Exercise requirements: Copy the records below word for word, from the very first line through the line containing "- down-arrow-icon: [191, 254, 205, 268]", including both of those lines.

*-*-*

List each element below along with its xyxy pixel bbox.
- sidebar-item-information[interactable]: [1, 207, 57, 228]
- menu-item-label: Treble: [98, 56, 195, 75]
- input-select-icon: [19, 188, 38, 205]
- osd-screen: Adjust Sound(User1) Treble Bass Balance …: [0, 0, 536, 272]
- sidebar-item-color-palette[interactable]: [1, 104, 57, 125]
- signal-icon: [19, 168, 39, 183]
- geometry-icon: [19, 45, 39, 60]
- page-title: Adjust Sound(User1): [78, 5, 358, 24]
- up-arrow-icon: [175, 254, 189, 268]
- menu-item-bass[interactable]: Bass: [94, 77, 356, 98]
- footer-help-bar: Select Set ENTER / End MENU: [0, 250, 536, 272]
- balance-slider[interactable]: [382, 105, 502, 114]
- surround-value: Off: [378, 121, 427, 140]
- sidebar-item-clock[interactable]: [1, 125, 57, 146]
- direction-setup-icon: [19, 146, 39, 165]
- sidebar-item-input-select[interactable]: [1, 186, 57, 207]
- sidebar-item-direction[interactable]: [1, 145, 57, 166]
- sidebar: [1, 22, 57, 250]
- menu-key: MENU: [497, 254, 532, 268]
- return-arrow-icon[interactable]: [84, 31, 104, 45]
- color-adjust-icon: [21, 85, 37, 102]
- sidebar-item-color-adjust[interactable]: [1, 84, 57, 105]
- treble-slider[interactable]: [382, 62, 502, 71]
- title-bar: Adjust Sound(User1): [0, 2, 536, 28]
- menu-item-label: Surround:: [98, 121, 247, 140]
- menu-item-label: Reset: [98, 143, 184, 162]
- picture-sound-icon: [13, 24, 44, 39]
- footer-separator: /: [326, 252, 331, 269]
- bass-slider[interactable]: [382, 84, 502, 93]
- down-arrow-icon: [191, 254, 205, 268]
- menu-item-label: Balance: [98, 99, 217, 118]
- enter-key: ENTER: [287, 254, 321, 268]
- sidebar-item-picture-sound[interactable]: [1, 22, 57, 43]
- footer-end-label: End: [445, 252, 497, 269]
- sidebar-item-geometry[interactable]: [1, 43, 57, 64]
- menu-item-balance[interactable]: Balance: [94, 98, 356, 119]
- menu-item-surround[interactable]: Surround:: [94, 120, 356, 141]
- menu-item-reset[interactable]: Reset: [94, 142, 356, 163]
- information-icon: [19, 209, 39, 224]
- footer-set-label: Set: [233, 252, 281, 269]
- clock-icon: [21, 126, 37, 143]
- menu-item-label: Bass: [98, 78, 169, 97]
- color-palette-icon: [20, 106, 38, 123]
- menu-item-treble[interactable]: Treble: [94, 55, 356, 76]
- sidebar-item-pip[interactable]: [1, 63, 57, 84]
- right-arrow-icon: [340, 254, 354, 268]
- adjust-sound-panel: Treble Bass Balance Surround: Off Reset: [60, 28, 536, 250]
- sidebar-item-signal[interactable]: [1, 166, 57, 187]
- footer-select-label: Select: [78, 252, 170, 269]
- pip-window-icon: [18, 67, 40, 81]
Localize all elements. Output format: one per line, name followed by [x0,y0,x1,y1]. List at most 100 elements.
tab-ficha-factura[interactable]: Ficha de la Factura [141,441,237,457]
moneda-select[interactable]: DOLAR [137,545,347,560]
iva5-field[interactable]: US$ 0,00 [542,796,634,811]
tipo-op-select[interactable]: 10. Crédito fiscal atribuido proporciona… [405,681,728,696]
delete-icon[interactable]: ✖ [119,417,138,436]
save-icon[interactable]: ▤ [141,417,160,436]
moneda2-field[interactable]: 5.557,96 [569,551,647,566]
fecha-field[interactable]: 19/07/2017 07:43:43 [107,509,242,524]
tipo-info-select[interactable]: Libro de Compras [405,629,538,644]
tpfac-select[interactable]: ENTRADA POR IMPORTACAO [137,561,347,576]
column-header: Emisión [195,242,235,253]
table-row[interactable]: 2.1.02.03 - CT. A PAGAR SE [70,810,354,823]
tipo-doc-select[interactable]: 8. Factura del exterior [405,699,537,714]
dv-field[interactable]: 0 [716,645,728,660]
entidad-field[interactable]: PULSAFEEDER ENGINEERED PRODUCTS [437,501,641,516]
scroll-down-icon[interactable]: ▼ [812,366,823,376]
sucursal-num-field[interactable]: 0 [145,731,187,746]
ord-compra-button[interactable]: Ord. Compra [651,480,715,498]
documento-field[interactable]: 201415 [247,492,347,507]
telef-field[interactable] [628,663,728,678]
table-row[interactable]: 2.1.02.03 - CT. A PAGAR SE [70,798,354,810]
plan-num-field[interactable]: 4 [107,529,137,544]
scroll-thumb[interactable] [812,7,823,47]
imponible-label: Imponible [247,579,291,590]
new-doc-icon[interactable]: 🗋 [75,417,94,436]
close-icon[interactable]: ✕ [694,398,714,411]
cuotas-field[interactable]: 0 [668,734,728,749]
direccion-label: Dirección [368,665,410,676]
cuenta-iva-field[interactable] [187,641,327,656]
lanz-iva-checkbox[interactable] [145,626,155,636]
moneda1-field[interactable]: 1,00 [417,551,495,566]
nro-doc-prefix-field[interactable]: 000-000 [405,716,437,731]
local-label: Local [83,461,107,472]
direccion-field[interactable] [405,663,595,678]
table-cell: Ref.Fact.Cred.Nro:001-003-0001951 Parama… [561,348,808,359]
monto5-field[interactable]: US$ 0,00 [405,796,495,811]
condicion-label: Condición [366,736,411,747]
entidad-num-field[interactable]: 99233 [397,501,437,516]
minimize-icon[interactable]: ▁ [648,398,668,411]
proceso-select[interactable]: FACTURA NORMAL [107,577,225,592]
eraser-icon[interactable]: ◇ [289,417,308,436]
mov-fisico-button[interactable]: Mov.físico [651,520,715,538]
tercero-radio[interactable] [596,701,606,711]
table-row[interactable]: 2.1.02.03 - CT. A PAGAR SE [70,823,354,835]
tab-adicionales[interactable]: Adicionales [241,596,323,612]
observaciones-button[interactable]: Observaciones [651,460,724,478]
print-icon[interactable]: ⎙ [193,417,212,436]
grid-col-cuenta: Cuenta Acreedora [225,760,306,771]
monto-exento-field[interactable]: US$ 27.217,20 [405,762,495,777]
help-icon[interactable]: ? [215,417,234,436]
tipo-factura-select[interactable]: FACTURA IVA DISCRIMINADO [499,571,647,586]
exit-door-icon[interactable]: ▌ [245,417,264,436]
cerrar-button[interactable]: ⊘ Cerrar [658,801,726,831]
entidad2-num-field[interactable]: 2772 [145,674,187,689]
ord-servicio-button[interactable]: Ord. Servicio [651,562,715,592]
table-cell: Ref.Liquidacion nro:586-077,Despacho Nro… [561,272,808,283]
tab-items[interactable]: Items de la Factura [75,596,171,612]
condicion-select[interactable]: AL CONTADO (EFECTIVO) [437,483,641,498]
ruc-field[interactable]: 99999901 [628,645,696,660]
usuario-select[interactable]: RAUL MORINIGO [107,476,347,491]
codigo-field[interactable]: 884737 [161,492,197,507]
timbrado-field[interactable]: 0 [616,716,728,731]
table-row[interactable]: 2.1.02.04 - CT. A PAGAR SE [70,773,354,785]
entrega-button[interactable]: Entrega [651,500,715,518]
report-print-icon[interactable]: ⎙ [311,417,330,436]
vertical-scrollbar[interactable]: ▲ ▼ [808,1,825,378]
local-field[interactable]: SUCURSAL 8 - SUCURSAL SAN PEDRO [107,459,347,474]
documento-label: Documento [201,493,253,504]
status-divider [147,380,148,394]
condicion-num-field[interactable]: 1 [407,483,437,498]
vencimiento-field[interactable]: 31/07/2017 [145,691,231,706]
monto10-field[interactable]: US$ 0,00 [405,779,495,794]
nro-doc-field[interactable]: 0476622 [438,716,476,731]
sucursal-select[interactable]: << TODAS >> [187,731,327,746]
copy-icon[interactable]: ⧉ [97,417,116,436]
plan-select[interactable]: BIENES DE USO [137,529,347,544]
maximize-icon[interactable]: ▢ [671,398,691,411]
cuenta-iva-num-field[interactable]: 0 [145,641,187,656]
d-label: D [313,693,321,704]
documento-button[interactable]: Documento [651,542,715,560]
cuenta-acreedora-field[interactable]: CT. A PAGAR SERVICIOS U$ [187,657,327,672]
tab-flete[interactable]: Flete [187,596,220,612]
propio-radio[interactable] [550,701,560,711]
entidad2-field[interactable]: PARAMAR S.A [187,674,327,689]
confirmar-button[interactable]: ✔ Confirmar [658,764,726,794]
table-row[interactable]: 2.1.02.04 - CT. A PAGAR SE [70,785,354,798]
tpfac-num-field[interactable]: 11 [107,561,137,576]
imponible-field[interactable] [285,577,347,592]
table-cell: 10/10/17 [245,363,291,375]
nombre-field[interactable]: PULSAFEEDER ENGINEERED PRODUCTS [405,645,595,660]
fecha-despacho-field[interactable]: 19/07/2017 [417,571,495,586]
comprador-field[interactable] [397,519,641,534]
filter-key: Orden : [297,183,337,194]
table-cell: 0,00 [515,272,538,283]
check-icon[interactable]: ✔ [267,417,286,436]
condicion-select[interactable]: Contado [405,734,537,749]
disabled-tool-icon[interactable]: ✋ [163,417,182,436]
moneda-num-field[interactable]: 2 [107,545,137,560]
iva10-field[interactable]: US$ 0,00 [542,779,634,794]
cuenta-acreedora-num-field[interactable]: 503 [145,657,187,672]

*-*-*

Reply to the exercise:
List each element below along with its xyxy pixel bbox.
- sidebar-item-information[interactable]: [1, 207, 57, 228]
- menu-item-label: Treble: [98, 56, 195, 75]
- input-select-icon: [19, 188, 38, 205]
- osd-screen: Adjust Sound(User1) Treble Bass Balance …: [0, 0, 536, 272]
- sidebar-item-color-palette[interactable]: [1, 104, 57, 125]
- signal-icon: [19, 168, 39, 183]
- geometry-icon: [19, 45, 39, 60]
- page-title: Adjust Sound(User1): [78, 5, 358, 24]
- up-arrow-icon: [175, 254, 189, 268]
- menu-item-bass[interactable]: Bass: [94, 77, 356, 98]
- footer-help-bar: Select Set ENTER / End MENU: [0, 250, 536, 272]
- balance-slider[interactable]: [382, 105, 502, 114]
- surround-value: Off: [378, 121, 427, 140]
- sidebar-item-clock[interactable]: [1, 125, 57, 146]
- direction-setup-icon: [19, 146, 39, 165]
- sidebar-item-input-select[interactable]: [1, 186, 57, 207]
- sidebar-item-direction[interactable]: [1, 145, 57, 166]
- sidebar: [1, 22, 57, 250]
- menu-key: MENU: [497, 254, 532, 268]
- return-arrow-icon[interactable]: [84, 31, 104, 45]
- color-adjust-icon: [21, 85, 37, 102]
- sidebar-item-color-adjust[interactable]: [1, 84, 57, 105]
- treble-slider[interactable]: [382, 62, 502, 71]
- title-bar: Adjust Sound(User1): [0, 2, 536, 28]
- menu-item-label: Surround:: [98, 121, 247, 140]
- menu-item-label: Reset: [98, 143, 184, 162]
- picture-sound-icon: [13, 24, 44, 39]
- footer-separator: /: [326, 252, 331, 269]
- bass-slider[interactable]: [382, 84, 502, 93]
- down-arrow-icon: [191, 254, 205, 268]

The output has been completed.